= EXERCISE BRIEF =
Extract all lines in the data that contain the word "screenshot".

= AVAILABLE DATA =
—————

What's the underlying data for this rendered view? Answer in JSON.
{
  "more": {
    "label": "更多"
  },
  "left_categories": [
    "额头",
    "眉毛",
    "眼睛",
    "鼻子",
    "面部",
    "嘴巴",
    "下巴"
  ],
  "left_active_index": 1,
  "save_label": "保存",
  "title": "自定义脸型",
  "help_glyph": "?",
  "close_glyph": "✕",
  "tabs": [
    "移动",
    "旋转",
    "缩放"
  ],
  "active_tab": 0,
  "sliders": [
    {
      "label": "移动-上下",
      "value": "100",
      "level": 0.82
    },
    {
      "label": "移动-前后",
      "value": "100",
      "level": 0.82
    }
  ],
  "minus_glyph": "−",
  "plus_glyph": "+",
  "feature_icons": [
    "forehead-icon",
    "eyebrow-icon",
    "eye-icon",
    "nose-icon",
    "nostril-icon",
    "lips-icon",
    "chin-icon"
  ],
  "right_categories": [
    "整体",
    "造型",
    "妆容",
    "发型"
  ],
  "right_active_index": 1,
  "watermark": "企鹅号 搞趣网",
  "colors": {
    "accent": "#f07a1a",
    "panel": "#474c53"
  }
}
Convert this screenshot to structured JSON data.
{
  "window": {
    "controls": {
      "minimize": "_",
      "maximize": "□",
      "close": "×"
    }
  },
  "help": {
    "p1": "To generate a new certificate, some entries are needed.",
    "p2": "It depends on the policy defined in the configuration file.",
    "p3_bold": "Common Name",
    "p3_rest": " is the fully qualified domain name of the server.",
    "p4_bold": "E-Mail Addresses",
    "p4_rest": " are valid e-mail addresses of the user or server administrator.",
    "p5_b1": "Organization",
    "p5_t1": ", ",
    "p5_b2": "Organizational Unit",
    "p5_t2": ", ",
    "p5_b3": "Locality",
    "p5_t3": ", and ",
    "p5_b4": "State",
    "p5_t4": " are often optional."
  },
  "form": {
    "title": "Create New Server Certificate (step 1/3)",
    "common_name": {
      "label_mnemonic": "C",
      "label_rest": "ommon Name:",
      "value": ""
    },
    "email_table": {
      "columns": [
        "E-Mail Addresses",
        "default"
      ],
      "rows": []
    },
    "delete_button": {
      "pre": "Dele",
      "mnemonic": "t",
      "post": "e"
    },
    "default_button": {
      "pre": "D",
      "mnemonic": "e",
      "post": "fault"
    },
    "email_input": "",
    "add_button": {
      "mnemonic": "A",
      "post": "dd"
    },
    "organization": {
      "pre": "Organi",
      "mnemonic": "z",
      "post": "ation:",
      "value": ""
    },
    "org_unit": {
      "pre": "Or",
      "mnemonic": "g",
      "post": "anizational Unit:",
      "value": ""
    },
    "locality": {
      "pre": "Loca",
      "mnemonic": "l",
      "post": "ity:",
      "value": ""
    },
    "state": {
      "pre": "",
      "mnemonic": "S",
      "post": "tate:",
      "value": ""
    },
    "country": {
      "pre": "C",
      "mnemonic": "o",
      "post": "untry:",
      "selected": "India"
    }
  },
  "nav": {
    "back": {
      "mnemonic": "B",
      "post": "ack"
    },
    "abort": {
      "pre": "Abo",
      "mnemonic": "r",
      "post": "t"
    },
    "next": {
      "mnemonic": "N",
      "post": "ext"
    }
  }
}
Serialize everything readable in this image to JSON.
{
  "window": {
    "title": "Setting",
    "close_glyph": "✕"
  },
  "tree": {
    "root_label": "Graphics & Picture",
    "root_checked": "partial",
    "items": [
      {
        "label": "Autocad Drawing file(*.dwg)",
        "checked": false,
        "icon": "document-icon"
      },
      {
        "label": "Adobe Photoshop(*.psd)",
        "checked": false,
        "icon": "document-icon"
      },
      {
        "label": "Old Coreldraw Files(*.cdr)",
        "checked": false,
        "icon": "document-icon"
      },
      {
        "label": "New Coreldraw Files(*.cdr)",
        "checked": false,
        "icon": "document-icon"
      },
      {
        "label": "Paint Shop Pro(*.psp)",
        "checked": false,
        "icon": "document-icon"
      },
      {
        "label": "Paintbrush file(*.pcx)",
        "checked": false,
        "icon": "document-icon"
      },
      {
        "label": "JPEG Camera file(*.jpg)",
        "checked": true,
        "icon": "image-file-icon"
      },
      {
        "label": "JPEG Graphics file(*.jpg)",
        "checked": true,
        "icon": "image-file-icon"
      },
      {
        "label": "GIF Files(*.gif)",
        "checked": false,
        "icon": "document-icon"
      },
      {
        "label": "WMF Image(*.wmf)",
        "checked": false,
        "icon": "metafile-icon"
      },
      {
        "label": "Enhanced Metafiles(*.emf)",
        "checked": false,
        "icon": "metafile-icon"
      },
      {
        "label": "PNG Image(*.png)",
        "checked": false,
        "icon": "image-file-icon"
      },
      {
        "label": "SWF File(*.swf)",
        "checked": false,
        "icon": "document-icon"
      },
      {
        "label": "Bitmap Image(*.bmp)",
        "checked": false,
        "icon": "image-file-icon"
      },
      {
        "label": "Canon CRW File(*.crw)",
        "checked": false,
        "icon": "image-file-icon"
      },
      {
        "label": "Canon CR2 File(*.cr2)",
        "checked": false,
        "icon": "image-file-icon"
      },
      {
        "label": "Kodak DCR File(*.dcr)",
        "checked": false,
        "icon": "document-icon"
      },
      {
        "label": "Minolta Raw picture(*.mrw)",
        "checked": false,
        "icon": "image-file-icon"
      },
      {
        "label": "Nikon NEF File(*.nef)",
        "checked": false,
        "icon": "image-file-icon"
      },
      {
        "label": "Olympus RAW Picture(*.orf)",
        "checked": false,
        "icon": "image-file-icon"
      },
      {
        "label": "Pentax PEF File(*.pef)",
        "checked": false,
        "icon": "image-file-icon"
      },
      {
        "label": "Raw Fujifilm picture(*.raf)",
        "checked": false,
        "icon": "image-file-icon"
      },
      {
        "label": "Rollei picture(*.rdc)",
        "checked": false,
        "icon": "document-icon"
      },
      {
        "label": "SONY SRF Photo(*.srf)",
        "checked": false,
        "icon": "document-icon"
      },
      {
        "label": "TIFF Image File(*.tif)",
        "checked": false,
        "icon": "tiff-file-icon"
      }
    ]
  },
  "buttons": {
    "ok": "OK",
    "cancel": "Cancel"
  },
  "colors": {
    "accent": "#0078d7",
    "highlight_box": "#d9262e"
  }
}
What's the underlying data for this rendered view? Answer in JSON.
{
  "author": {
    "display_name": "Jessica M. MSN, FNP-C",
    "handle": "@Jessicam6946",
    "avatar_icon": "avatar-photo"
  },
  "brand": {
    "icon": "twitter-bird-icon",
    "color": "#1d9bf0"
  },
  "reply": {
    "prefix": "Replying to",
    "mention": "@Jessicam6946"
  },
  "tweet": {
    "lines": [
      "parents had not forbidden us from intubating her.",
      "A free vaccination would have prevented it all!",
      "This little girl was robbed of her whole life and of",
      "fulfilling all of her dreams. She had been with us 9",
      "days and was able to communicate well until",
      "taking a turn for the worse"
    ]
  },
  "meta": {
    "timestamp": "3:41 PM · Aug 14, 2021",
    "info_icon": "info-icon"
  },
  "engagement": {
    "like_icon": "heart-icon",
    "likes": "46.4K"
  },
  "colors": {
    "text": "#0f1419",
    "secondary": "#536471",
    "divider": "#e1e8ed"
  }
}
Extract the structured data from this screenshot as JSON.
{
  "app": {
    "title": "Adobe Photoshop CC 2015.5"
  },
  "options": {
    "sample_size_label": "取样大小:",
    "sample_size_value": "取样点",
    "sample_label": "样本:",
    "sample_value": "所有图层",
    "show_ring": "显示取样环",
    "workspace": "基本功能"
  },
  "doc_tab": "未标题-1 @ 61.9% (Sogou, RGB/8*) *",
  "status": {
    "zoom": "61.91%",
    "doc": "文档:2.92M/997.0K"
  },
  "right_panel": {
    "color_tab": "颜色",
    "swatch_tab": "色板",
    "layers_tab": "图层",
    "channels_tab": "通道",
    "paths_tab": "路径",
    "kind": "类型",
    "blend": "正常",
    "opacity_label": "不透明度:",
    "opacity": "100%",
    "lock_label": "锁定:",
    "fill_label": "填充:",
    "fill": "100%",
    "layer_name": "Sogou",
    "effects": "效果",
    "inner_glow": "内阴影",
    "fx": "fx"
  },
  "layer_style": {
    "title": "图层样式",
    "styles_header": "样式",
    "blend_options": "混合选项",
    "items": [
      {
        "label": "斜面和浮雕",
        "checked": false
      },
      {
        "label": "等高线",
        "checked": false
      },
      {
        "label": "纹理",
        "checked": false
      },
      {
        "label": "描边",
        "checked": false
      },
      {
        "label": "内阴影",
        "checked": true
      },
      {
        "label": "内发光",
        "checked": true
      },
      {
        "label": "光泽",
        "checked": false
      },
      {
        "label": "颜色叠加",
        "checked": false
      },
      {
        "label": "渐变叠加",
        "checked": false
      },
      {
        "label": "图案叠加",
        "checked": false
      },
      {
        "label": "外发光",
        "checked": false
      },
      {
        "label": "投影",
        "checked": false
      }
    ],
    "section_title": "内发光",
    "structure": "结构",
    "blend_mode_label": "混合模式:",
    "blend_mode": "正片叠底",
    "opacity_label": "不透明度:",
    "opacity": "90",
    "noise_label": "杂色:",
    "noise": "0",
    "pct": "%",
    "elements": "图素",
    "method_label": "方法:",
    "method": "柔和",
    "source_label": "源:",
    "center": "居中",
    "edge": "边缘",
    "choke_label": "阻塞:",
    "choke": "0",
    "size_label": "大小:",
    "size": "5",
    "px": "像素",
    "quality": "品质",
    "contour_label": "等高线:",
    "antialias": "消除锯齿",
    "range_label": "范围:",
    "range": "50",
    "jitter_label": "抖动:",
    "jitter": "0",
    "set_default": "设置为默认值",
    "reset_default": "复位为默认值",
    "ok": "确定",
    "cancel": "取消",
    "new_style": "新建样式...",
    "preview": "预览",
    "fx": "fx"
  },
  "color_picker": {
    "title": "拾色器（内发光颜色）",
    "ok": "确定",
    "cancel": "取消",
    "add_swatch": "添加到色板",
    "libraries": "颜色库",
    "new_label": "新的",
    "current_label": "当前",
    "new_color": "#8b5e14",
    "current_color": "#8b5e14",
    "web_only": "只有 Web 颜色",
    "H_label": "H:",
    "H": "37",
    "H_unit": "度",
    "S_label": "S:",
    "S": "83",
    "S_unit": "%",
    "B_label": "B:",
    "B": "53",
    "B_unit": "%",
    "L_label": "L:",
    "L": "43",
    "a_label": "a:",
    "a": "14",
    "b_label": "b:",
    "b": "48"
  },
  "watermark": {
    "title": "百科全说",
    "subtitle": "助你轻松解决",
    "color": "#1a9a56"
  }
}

—————

= REPLY TO THE EXERCISE =
Convert this screenshot to structured JSON data.
Extract the structured data from this screenshot as JSON.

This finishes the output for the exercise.